> SUPPLIED MATERIAL
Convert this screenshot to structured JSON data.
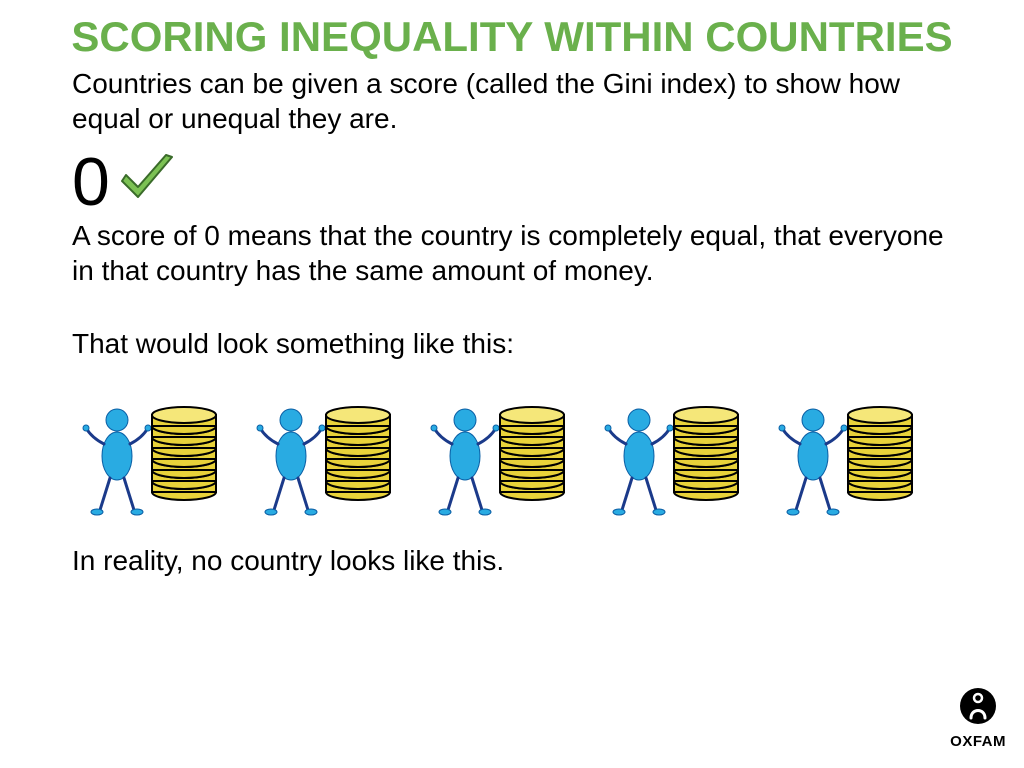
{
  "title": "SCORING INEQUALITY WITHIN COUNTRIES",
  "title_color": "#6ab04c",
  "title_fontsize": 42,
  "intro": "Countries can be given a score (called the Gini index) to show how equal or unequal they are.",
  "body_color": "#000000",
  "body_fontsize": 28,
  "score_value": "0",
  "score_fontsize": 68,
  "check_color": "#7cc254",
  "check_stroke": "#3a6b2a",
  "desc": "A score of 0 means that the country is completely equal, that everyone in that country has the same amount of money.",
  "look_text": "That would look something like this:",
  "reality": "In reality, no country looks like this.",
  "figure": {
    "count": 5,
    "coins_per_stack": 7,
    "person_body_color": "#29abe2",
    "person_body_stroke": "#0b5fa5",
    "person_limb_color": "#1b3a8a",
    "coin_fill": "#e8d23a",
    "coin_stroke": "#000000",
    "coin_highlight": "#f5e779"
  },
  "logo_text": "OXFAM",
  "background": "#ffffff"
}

> WHAT IS REQUIRED
Do not copy the pictures, but repeat every line exactly.

> TASK RESPONSE
Convert this screenshot to structured JSON data.
{
  "title": "SCORING INEQUALITY WITHIN COUNTRIES",
  "title_color": "#6ab04c",
  "title_fontsize": 42,
  "intro": "Countries can be given a score (called the Gini index) to show how equal or unequal they are.",
  "body_color": "#000000",
  "body_fontsize": 28,
  "score_value": "0",
  "score_fontsize": 68,
  "check_color": "#7cc254",
  "check_stroke": "#3a6b2a",
  "desc": "A score of 0 means that the country is completely equal, that everyone in that country has the same amount of money.",
  "look_text": "That would look something like this:",
  "reality": "In reality, no country looks like this.",
  "figure": {
    "count": 5,
    "coins_per_stack": 7,
    "person_body_color": "#29abe2",
    "person_body_stroke": "#0b5fa5",
    "person_limb_color": "#1b3a8a",
    "coin_fill": "#e8d23a",
    "coin_stroke": "#000000",
    "coin_highlight": "#f5e779"
  },
  "logo_text": "OXFAM",
  "background": "#ffffff"
}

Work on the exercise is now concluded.